■ Assignment ■
Write out all records as given; omit images.

Records from a data source:
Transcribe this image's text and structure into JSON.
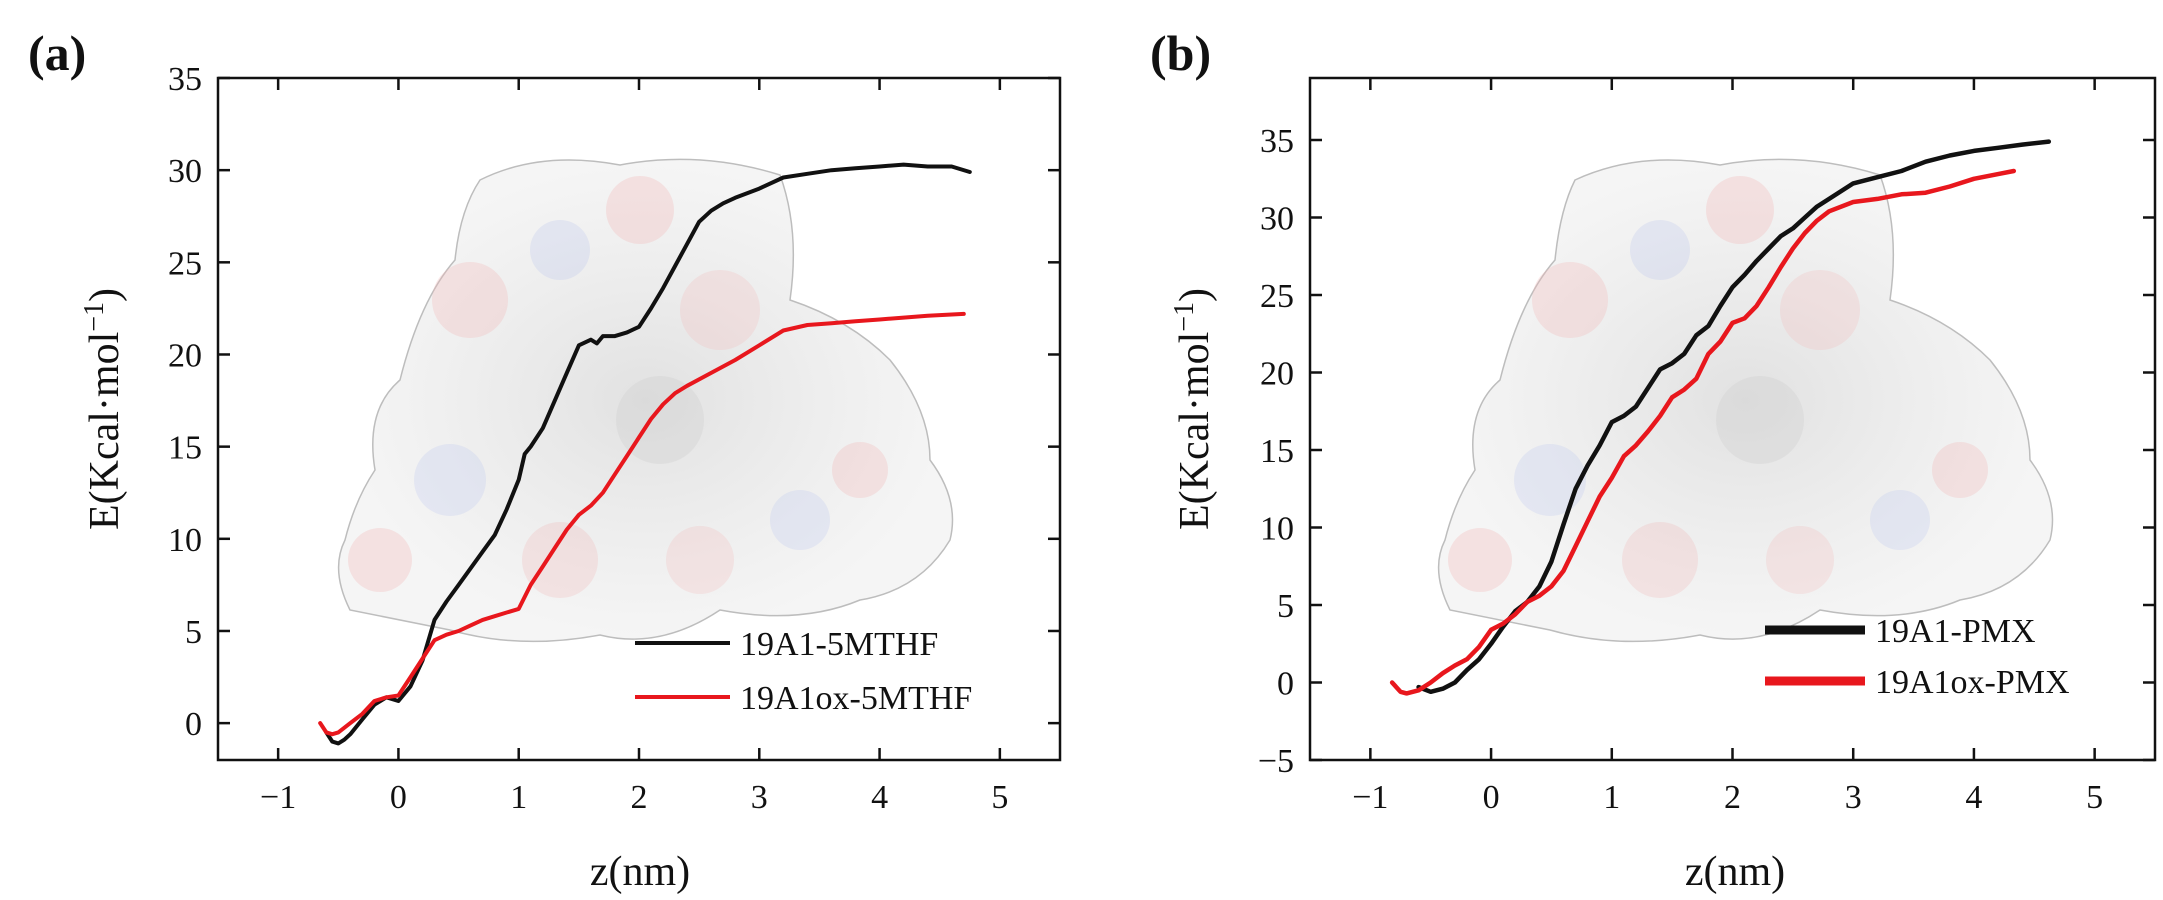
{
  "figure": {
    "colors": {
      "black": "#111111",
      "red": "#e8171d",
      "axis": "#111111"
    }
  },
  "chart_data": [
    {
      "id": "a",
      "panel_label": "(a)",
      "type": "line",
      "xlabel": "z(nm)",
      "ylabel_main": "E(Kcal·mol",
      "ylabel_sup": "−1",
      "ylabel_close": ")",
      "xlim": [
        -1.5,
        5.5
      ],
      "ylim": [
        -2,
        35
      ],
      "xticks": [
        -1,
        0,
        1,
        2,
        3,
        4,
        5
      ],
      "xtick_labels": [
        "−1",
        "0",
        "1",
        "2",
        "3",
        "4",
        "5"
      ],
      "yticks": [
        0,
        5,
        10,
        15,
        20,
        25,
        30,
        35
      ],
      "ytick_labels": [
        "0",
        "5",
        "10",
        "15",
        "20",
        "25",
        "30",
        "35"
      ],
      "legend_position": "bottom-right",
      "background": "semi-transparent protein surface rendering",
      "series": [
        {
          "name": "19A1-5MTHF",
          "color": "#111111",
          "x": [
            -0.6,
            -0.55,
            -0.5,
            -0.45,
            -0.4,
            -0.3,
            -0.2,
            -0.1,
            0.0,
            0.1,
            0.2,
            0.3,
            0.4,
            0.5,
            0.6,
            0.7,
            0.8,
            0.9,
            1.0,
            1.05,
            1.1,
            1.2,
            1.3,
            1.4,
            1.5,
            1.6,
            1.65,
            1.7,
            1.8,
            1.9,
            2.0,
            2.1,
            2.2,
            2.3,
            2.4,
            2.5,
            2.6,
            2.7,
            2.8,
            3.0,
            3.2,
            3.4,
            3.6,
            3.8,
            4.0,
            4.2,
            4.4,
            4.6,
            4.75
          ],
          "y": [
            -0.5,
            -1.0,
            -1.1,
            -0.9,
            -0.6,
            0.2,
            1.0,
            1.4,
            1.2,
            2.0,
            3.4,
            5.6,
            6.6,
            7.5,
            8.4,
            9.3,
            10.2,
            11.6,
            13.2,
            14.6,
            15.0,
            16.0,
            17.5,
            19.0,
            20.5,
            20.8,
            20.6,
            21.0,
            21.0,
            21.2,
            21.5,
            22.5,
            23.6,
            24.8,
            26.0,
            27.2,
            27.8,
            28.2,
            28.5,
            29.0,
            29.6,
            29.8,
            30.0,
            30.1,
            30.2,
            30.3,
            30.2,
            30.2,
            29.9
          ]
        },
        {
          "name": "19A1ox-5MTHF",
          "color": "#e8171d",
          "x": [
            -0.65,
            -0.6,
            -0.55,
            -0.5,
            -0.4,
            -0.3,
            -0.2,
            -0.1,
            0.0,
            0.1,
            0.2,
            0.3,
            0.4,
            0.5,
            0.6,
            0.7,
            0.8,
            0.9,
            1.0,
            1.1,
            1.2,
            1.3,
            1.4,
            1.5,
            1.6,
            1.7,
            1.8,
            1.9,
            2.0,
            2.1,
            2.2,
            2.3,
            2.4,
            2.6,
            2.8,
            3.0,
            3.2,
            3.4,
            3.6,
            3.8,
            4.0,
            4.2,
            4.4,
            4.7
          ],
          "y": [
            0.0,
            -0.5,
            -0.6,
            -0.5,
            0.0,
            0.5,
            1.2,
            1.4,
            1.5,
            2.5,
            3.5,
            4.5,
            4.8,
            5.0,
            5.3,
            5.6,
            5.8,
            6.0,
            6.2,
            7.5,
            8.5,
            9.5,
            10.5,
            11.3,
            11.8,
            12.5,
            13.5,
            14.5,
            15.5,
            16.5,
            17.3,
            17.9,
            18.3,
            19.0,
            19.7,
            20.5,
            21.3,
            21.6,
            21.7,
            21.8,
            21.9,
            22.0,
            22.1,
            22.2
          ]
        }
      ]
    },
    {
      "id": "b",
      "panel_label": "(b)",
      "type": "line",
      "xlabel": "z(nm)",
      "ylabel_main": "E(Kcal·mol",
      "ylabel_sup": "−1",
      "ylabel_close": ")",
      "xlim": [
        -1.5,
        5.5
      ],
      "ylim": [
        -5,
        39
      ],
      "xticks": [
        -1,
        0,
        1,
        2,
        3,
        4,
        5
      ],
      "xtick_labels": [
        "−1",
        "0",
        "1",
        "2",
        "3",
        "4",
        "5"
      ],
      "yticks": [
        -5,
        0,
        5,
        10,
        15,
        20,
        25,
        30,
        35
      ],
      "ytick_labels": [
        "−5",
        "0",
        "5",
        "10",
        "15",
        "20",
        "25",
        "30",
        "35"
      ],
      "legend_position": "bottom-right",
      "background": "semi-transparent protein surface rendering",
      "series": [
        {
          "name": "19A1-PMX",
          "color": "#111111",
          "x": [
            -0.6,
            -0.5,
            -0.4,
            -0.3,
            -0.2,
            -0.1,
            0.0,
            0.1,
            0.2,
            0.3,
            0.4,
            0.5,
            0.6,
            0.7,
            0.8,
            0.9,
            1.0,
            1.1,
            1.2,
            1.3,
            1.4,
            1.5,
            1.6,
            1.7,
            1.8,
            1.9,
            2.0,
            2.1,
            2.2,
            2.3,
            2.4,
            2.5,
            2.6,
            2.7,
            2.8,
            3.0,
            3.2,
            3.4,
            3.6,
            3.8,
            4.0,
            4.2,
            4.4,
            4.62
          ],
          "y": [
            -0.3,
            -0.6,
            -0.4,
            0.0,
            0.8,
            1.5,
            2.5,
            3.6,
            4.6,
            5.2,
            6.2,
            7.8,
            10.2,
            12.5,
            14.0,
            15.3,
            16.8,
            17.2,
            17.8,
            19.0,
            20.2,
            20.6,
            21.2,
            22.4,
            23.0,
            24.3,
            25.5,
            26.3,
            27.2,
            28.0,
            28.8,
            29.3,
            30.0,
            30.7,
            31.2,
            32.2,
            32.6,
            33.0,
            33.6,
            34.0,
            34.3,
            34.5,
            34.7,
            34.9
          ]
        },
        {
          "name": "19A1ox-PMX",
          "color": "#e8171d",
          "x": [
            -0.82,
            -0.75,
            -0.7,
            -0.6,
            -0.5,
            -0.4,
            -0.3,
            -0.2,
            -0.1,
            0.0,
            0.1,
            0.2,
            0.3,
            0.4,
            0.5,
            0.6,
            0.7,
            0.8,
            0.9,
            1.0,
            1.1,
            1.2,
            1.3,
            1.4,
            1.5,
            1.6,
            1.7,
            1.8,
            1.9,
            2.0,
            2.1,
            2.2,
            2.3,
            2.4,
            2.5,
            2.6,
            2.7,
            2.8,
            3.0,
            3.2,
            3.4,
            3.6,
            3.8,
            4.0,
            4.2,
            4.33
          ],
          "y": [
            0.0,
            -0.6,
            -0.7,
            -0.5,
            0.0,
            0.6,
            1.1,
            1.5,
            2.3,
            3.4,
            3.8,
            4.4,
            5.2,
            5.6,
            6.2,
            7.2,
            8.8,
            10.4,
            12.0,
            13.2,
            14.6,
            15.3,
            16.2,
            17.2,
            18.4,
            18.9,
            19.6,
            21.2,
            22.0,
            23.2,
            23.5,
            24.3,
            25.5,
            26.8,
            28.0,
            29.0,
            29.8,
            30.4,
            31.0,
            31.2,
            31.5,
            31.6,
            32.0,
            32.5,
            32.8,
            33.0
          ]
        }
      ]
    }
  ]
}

■ Answer area ■
Transcribe this image's text and structure into JSON.
{
  "figure": {
    "colors": {
      "black": "#111111",
      "red": "#e8171d",
      "axis": "#111111"
    }
  },
  "chart_data": [
    {
      "id": "a",
      "panel_label": "(a)",
      "type": "line",
      "xlabel": "z(nm)",
      "ylabel_main": "E(Kcal·mol",
      "ylabel_sup": "−1",
      "ylabel_close": ")",
      "xlim": [
        -1.5,
        5.5
      ],
      "ylim": [
        -2,
        35
      ],
      "xticks": [
        -1,
        0,
        1,
        2,
        3,
        4,
        5
      ],
      "xtick_labels": [
        "−1",
        "0",
        "1",
        "2",
        "3",
        "4",
        "5"
      ],
      "yticks": [
        0,
        5,
        10,
        15,
        20,
        25,
        30,
        35
      ],
      "ytick_labels": [
        "0",
        "5",
        "10",
        "15",
        "20",
        "25",
        "30",
        "35"
      ],
      "legend_position": "bottom-right",
      "background": "semi-transparent protein surface rendering",
      "series": [
        {
          "name": "19A1-5MTHF",
          "color": "#111111",
          "x": [
            -0.6,
            -0.55,
            -0.5,
            -0.45,
            -0.4,
            -0.3,
            -0.2,
            -0.1,
            0.0,
            0.1,
            0.2,
            0.3,
            0.4,
            0.5,
            0.6,
            0.7,
            0.8,
            0.9,
            1.0,
            1.05,
            1.1,
            1.2,
            1.3,
            1.4,
            1.5,
            1.6,
            1.65,
            1.7,
            1.8,
            1.9,
            2.0,
            2.1,
            2.2,
            2.3,
            2.4,
            2.5,
            2.6,
            2.7,
            2.8,
            3.0,
            3.2,
            3.4,
            3.6,
            3.8,
            4.0,
            4.2,
            4.4,
            4.6,
            4.75
          ],
          "y": [
            -0.5,
            -1.0,
            -1.1,
            -0.9,
            -0.6,
            0.2,
            1.0,
            1.4,
            1.2,
            2.0,
            3.4,
            5.6,
            6.6,
            7.5,
            8.4,
            9.3,
            10.2,
            11.6,
            13.2,
            14.6,
            15.0,
            16.0,
            17.5,
            19.0,
            20.5,
            20.8,
            20.6,
            21.0,
            21.0,
            21.2,
            21.5,
            22.5,
            23.6,
            24.8,
            26.0,
            27.2,
            27.8,
            28.2,
            28.5,
            29.0,
            29.6,
            29.8,
            30.0,
            30.1,
            30.2,
            30.3,
            30.2,
            30.2,
            29.9
          ]
        },
        {
          "name": "19A1ox-5MTHF",
          "color": "#e8171d",
          "x": [
            -0.65,
            -0.6,
            -0.55,
            -0.5,
            -0.4,
            -0.3,
            -0.2,
            -0.1,
            0.0,
            0.1,
            0.2,
            0.3,
            0.4,
            0.5,
            0.6,
            0.7,
            0.8,
            0.9,
            1.0,
            1.1,
            1.2,
            1.3,
            1.4,
            1.5,
            1.6,
            1.7,
            1.8,
            1.9,
            2.0,
            2.1,
            2.2,
            2.3,
            2.4,
            2.6,
            2.8,
            3.0,
            3.2,
            3.4,
            3.6,
            3.8,
            4.0,
            4.2,
            4.4,
            4.7
          ],
          "y": [
            0.0,
            -0.5,
            -0.6,
            -0.5,
            0.0,
            0.5,
            1.2,
            1.4,
            1.5,
            2.5,
            3.5,
            4.5,
            4.8,
            5.0,
            5.3,
            5.6,
            5.8,
            6.0,
            6.2,
            7.5,
            8.5,
            9.5,
            10.5,
            11.3,
            11.8,
            12.5,
            13.5,
            14.5,
            15.5,
            16.5,
            17.3,
            17.9,
            18.3,
            19.0,
            19.7,
            20.5,
            21.3,
            21.6,
            21.7,
            21.8,
            21.9,
            22.0,
            22.1,
            22.2
          ]
        }
      ]
    },
    {
      "id": "b",
      "panel_label": "(b)",
      "type": "line",
      "xlabel": "z(nm)",
      "ylabel_main": "E(Kcal·mol",
      "ylabel_sup": "−1",
      "ylabel_close": ")",
      "xlim": [
        -1.5,
        5.5
      ],
      "ylim": [
        -5,
        39
      ],
      "xticks": [
        -1,
        0,
        1,
        2,
        3,
        4,
        5
      ],
      "xtick_labels": [
        "−1",
        "0",
        "1",
        "2",
        "3",
        "4",
        "5"
      ],
      "yticks": [
        -5,
        0,
        5,
        10,
        15,
        20,
        25,
        30,
        35
      ],
      "ytick_labels": [
        "−5",
        "0",
        "5",
        "10",
        "15",
        "20",
        "25",
        "30",
        "35"
      ],
      "legend_position": "bottom-right",
      "background": "semi-transparent protein surface rendering",
      "series": [
        {
          "name": "19A1-PMX",
          "color": "#111111",
          "x": [
            -0.6,
            -0.5,
            -0.4,
            -0.3,
            -0.2,
            -0.1,
            0.0,
            0.1,
            0.2,
            0.3,
            0.4,
            0.5,
            0.6,
            0.7,
            0.8,
            0.9,
            1.0,
            1.1,
            1.2,
            1.3,
            1.4,
            1.5,
            1.6,
            1.7,
            1.8,
            1.9,
            2.0,
            2.1,
            2.2,
            2.3,
            2.4,
            2.5,
            2.6,
            2.7,
            2.8,
            3.0,
            3.2,
            3.4,
            3.6,
            3.8,
            4.0,
            4.2,
            4.4,
            4.62
          ],
          "y": [
            -0.3,
            -0.6,
            -0.4,
            0.0,
            0.8,
            1.5,
            2.5,
            3.6,
            4.6,
            5.2,
            6.2,
            7.8,
            10.2,
            12.5,
            14.0,
            15.3,
            16.8,
            17.2,
            17.8,
            19.0,
            20.2,
            20.6,
            21.2,
            22.4,
            23.0,
            24.3,
            25.5,
            26.3,
            27.2,
            28.0,
            28.8,
            29.3,
            30.0,
            30.7,
            31.2,
            32.2,
            32.6,
            33.0,
            33.6,
            34.0,
            34.3,
            34.5,
            34.7,
            34.9
          ]
        },
        {
          "name": "19A1ox-PMX",
          "color": "#e8171d",
          "x": [
            -0.82,
            -0.75,
            -0.7,
            -0.6,
            -0.5,
            -0.4,
            -0.3,
            -0.2,
            -0.1,
            0.0,
            0.1,
            0.2,
            0.3,
            0.4,
            0.5,
            0.6,
            0.7,
            0.8,
            0.9,
            1.0,
            1.1,
            1.2,
            1.3,
            1.4,
            1.5,
            1.6,
            1.7,
            1.8,
            1.9,
            2.0,
            2.1,
            2.2,
            2.3,
            2.4,
            2.5,
            2.6,
            2.7,
            2.8,
            3.0,
            3.2,
            3.4,
            3.6,
            3.8,
            4.0,
            4.2,
            4.33
          ],
          "y": [
            0.0,
            -0.6,
            -0.7,
            -0.5,
            0.0,
            0.6,
            1.1,
            1.5,
            2.3,
            3.4,
            3.8,
            4.4,
            5.2,
            5.6,
            6.2,
            7.2,
            8.8,
            10.4,
            12.0,
            13.2,
            14.6,
            15.3,
            16.2,
            17.2,
            18.4,
            18.9,
            19.6,
            21.2,
            22.0,
            23.2,
            23.5,
            24.3,
            25.5,
            26.8,
            28.0,
            29.0,
            29.8,
            30.4,
            31.0,
            31.2,
            31.5,
            31.6,
            32.0,
            32.5,
            32.8,
            33.0
          ]
        }
      ]
    }
  ]
}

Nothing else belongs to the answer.